(begin)

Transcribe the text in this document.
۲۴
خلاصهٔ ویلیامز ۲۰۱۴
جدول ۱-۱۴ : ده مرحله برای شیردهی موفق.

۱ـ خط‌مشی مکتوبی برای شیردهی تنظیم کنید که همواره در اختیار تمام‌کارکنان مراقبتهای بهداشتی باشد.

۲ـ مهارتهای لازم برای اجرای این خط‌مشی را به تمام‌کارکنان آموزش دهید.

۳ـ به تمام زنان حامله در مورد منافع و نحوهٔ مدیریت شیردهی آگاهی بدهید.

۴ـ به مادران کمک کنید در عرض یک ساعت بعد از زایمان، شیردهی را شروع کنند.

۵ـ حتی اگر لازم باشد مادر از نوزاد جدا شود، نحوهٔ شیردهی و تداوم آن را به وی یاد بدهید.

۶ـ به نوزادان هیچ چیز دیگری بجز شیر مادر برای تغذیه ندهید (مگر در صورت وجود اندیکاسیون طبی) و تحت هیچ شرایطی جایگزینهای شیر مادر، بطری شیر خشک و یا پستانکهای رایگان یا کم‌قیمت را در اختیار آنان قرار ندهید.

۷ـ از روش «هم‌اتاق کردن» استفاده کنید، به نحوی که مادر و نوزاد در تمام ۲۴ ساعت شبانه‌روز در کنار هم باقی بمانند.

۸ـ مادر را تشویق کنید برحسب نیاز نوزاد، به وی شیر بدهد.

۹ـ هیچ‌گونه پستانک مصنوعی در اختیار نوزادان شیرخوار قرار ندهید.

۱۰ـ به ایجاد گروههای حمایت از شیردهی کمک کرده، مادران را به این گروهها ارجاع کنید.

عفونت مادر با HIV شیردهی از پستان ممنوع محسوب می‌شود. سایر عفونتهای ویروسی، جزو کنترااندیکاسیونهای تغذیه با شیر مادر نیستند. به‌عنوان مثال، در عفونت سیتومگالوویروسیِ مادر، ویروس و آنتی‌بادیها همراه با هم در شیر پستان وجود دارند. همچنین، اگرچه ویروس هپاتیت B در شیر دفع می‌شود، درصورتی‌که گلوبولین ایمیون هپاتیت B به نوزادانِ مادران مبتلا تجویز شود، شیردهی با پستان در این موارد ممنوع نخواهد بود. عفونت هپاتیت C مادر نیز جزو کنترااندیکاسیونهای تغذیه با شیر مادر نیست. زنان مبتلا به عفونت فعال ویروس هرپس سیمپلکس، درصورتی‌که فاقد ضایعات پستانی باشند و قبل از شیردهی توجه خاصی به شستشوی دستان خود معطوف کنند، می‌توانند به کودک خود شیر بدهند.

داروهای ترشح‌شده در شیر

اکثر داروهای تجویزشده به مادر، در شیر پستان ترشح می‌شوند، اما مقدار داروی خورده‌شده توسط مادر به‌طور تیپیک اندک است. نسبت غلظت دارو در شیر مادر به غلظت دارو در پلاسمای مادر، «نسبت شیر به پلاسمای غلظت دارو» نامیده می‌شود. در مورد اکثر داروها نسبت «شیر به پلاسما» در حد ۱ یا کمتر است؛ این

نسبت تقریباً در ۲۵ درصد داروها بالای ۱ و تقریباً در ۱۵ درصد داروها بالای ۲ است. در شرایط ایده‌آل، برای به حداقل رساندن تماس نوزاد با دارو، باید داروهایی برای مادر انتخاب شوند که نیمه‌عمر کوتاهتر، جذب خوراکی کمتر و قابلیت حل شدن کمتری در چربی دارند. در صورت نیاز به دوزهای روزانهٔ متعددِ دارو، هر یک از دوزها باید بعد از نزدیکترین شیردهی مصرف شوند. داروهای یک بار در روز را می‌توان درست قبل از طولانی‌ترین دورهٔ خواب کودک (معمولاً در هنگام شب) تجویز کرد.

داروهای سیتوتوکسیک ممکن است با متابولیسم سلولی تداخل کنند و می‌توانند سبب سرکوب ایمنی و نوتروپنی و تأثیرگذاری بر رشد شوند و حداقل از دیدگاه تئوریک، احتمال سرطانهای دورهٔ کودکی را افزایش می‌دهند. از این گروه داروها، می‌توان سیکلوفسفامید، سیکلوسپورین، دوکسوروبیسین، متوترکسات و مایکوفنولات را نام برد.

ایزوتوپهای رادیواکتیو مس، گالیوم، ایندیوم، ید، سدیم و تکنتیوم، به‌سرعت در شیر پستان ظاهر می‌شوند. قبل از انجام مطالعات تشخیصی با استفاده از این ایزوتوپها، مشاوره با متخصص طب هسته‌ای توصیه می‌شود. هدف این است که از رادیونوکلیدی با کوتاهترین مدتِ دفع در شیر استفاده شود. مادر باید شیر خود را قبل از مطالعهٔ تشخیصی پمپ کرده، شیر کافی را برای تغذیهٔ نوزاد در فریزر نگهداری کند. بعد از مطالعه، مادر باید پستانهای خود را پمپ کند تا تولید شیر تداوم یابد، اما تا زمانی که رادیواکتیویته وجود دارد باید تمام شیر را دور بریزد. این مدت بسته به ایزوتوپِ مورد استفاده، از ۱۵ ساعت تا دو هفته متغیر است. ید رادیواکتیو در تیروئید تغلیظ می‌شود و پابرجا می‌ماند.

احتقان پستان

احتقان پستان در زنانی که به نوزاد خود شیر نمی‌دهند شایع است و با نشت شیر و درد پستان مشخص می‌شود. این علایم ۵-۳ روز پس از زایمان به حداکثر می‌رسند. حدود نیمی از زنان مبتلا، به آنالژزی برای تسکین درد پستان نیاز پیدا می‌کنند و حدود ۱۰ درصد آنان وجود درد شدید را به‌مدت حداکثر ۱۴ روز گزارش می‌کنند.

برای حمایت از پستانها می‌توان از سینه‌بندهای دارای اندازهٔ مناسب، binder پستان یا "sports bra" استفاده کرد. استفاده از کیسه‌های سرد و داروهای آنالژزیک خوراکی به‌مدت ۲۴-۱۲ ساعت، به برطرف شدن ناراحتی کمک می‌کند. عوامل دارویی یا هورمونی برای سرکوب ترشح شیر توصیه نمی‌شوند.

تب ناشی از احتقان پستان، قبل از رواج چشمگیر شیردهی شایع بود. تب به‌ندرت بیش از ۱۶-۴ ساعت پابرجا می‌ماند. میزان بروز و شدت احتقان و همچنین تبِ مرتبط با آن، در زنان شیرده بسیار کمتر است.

(end)

# Stated problem
Please set down all the data word for word.

# Task result
Transcribe the text in this document.
۲۴
خلاصهٔ ویلیامز ۲۰۱۴
جدول ۱-۱۴ : ده مرحله برای شیردهی موفق.

۱ـ خط‌مشی مکتوبی برای شیردهی تنظیم کنید که همواره در اختیار تمام‌کارکنان مراقبتهای بهداشتی باشد.

۲ـ مهارتهای لازم برای اجرای این خط‌مشی را به تمام‌کارکنان آموزش دهید.

۳ـ به تمام زنان حامله در مورد منافع و نحوهٔ مدیریت شیردهی آگاهی بدهید.

۴ـ به مادران کمک کنید در عرض یک ساعت بعد از زایمان، شیردهی را شروع کنند.

۵ـ حتی اگر لازم باشد مادر از نوزاد جدا شود، نحوهٔ شیردهی و تداوم آن را به وی یاد بدهید.

۶ـ به نوزادان هیچ چیز دیگری بجز شیر مادر برای تغذیه ندهید (مگر در صورت وجود اندیکاسیون طبی) و تحت هیچ شرایطی جایگزینهای شیر مادر، بطری شیر خشک و یا پستانکهای رایگان یا کم‌قیمت را در اختیار آنان قرار ندهید.

۷ـ از روش «هم‌اتاق کردن» استفاده کنید، به نحوی که مادر و نوزاد در تمام ۲۴ ساعت شبانه‌روز در کنار هم باقی بمانند.

۸ـ مادر را تشویق کنید برحسب نیاز نوزاد، به وی شیر بدهد.

۹ـ هیچ‌گونه پستانک مصنوعی در اختیار نوزادان شیرخوار قرار ندهید.

۱۰ـ به ایجاد گروههای حمایت از شیردهی کمک کرده، مادران را به این گروهها ارجاع کنید.

عفونت مادر با HIV شیردهی از پستان ممنوع محسوب می‌شود. سایر عفونتهای ویروسی، جزو کنترااندیکاسیونهای تغذیه با شیر مادر نیستند. به‌عنوان مثال، در عفونت سیتومگالوویروسیِ مادر، ویروس و آنتی‌بادیها همراه با هم در شیر پستان وجود دارند. همچنین، اگرچه ویروس هپاتیت B در شیر دفع می‌شود، درصورتی‌که گلوبولین ایمیون هپاتیت B به نوزادانِ مادران مبتلا تجویز شود، شیردهی با پستان در این موارد ممنوع نخواهد بود. عفونت هپاتیت C مادر نیز جزو کنترااندیکاسیونهای تغذیه با شیر مادر نیست. زنان مبتلا به عفونت فعال ویروس هرپس سیمپلکس، درصورتی‌که فاقد ضایعات پستانی باشند و قبل از شیردهی توجه خاصی به شستشوی دستان خود معطوف کنند، می‌توانند به کودک خود شیر بدهند.

داروهای ترشح‌شده در شیر

اکثر داروهای تجویزشده به مادر، در شیر پستان ترشح می‌شوند، اما مقدار داروی خورده‌شده توسط مادر به‌طور تیپیک اندک است. نسبت غلظت دارو در شیر مادر به غلظت دارو در پلاسمای مادر، «نسبت شیر به پلاسمای غلظت دارو» نامیده می‌شود. در مورد اکثر داروها نسبت «شیر به پلاسما» در حد ۱ یا کمتر است؛ این

نسبت تقریباً در ۲۵ درصد داروها بالای ۱ و تقریباً در ۱۵ درصد داروها بالای ۲ است. در شرایط ایده‌آل، برای به حداقل رساندن تماس نوزاد با دارو، باید داروهایی برای مادر انتخاب شوند که نیمه‌عمر کوتاهتر، جذب خوراکی کمتر و قابلیت حل شدن کمتری در چربی دارند. در صورت نیاز به دوزهای روزانهٔ متعددِ دارو، هر یک از دوزها باید بعد از نزدیکترین شیردهی مصرف شوند. داروهای یک بار در روز را می‌توان درست قبل از طولانی‌ترین دورهٔ خواب کودک (معمولاً در هنگام شب) تجویز کرد.

داروهای سیتوتوکسیک ممکن است با متابولیسم سلولی تداخل کنند و می‌توانند سبب سرکوب ایمنی و نوتروپنی و تأثیرگذاری بر رشد شوند و حداقل از دیدگاه تئوریک، احتمال سرطانهای دورهٔ کودکی را افزایش می‌دهند. از این گروه داروها، می‌توان سیکلوفسفامید، سیکلوسپورین، دوکسوروبیسین، متوترکسات و مایکوفنولات را نام برد.

ایزوتوپهای رادیواکتیو مس، گالیوم، ایندیوم، ید، سدیم و تکنتیوم، به‌سرعت در شیر پستان ظاهر می‌شوند. قبل از انجام مطالعات تشخیصی با استفاده از این ایزوتوپها، مشاوره با متخصص طب هسته‌ای توصیه می‌شود. هدف این است که از رادیونوکلیدی با کوتاهترین مدتِ دفع در شیر استفاده شود. مادر باید شیر خود را قبل از مطالعهٔ تشخیصی پمپ کرده، شیر کافی را برای تغذیهٔ نوزاد در فریزر نگهداری کند. بعد از مطالعه، مادر باید پستانهای خود را پمپ کند تا تولید شیر تداوم یابد، اما تا زمانی که رادیواکتیویته وجود دارد باید تمام شیر را دور بریزد. این مدت بسته به ایزوتوپِ مورد استفاده، از ۱۵ ساعت تا دو هفته متغیر است. ید رادیواکتیو در تیروئید تغلیظ می‌شود و پابرجا می‌ماند.

احتقان پستان

احتقان پستان در زنانی که به نوزاد خود شیر نمی‌دهند شایع است و با نشت شیر و درد پستان مشخص می‌شود. این علایم ۵-۳ روز پس از زایمان به حداکثر می‌رسند. حدود نیمی از زنان مبتلا، به آنالژزی برای تسکین درد پستان نیاز پیدا می‌کنند و حدود ۱۰ درصد آنان وجود درد شدید را به‌مدت حداکثر ۱۴ روز گزارش می‌کنند.

برای حمایت از پستانها می‌توان از سینه‌بندهای دارای اندازهٔ مناسب، binder پستان یا "sports bra" استفاده کرد. استفاده از کیسه‌های سرد و داروهای آنالژزیک خوراکی به‌مدت ۲۴-۱۲ ساعت، به برطرف شدن ناراحتی کمک می‌کند. عوامل دارویی یا هورمونی برای سرکوب ترشح شیر توصیه نمی‌شوند.

تب ناشی از احتقان پستان، قبل از رواج چشمگیر شیردهی شایع بود. تب به‌ندرت بیش از ۱۶-۴ ساعت پابرجا می‌ماند. میزان بروز و شدت احتقان و همچنین تبِ مرتبط با آن، در زنان شیرده بسیار کمتر است.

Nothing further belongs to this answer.